### DATA PROVIDED
◇ ◇ ◇ ◇

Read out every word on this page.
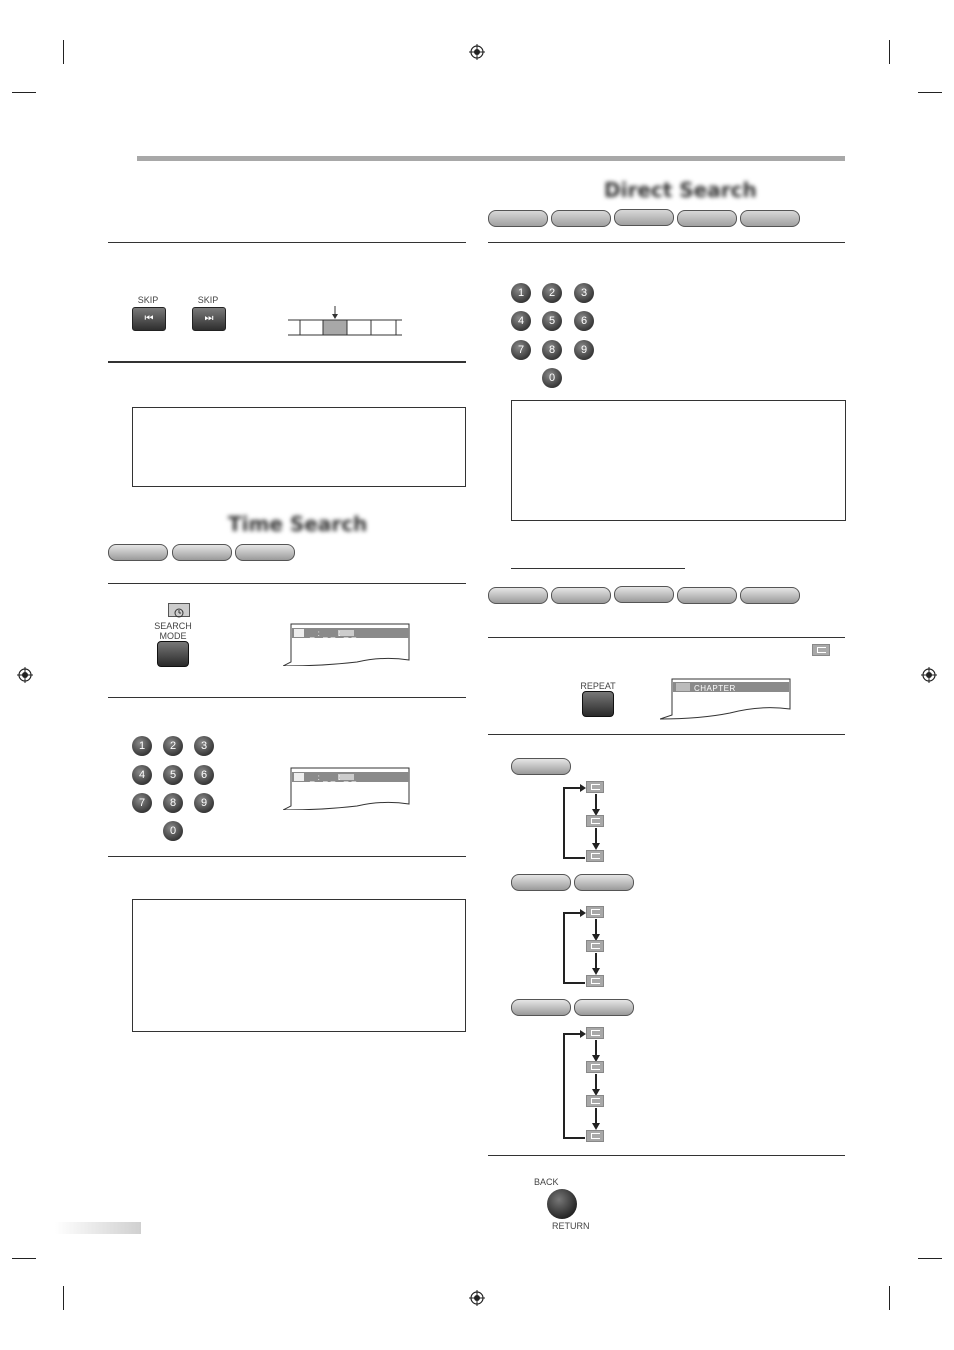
SKIP
⏮
SKIP
⏭
Time Search
SEARCH
MODE	_ : _ _ : _ _
1	2	3
4	5	6
7	8	9
0
_ : _ _ : _ _
Direct Search
1	2	3
4	5	6
7	8	9
0
REPEAT	CHAPTER
BACK
RETURN
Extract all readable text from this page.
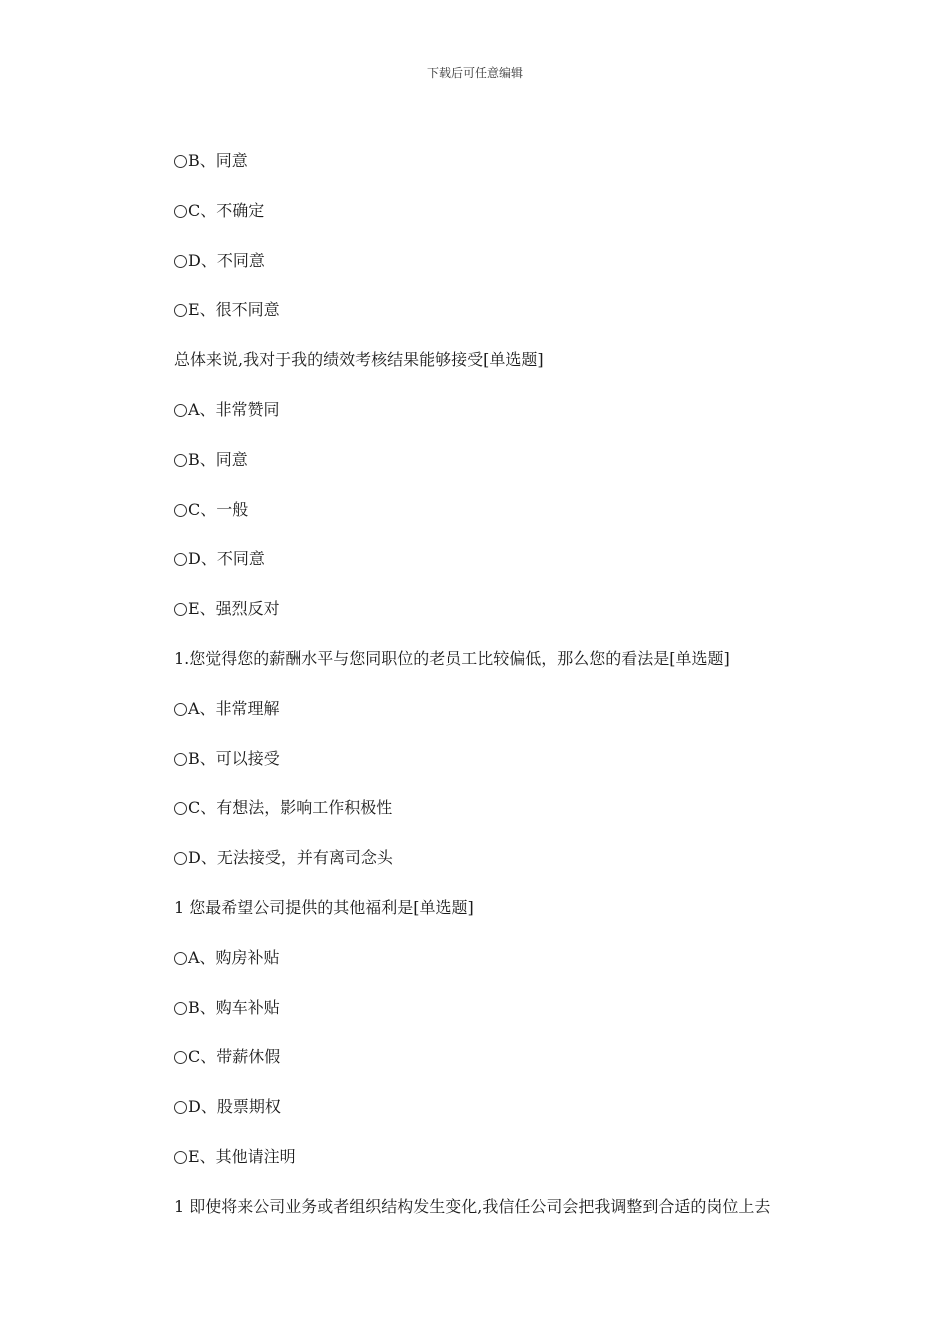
下载后可任意编辑
B、同意
C、不确定
D、不同意
E、很不同意
总体来说,我对于我的绩效考核结果能够接受[单选题]
A、非常赞同
B、同意
C、一般
D、不同意
E、强烈反对
1.您觉得您的薪酬水平与您同职位的老员工比较偏低，那么您的看法是[单选题]
A、非常理解
B、可以接受
C、有想法，影响工作积极性
D、无法接受，并有离司念头
1 您最希望公司提供的其他福利是[单选题]
A、购房补贴
B、购车补贴
C、带薪休假
D、股票期权
E、其他请注明
1 即使将来公司业务或者组织结构发生变化,我信任公司会把我调整到合适的岗位上去
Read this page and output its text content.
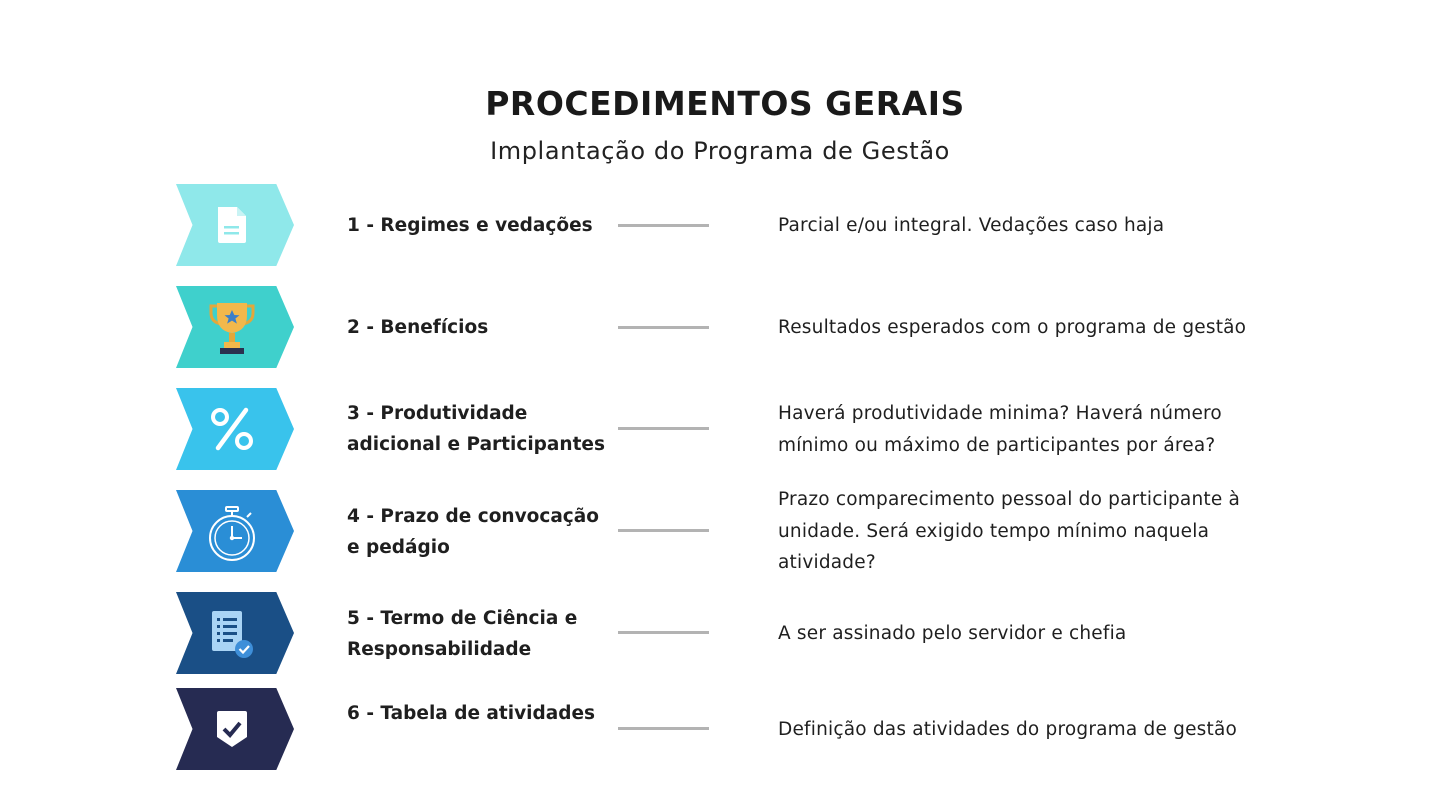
PROCEDIMENTOS GERAIS
Implantação do Programa de Gestão
1 - Regimes e vedações	Parcial e/ou integral. Vedações caso haja
2 - Benefícios	Resultados esperados com o programa de gestão
3 - Produtividade adicional e Participantes
Haverá produtividade minima? Haverá número mínimo ou máximo de participantes por área?
4 - Prazo de convocação e pedágio
Prazo comparecimento pessoal do participante à unidade. Será exigido tempo mínimo naquela atividade?
5 - Termo de Ciência e Responsabilidade
A ser assinado pelo servidor e chefia
6 - Tabela de atividades
Definição das atividades do programa de gestão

◇ ◇ ◇ ◇

### WHAT TO WORK ON
Filter the records above for "text" and copy every matching line.

### RESULT
Extract all readable text from this page.
Read this page and output its text content.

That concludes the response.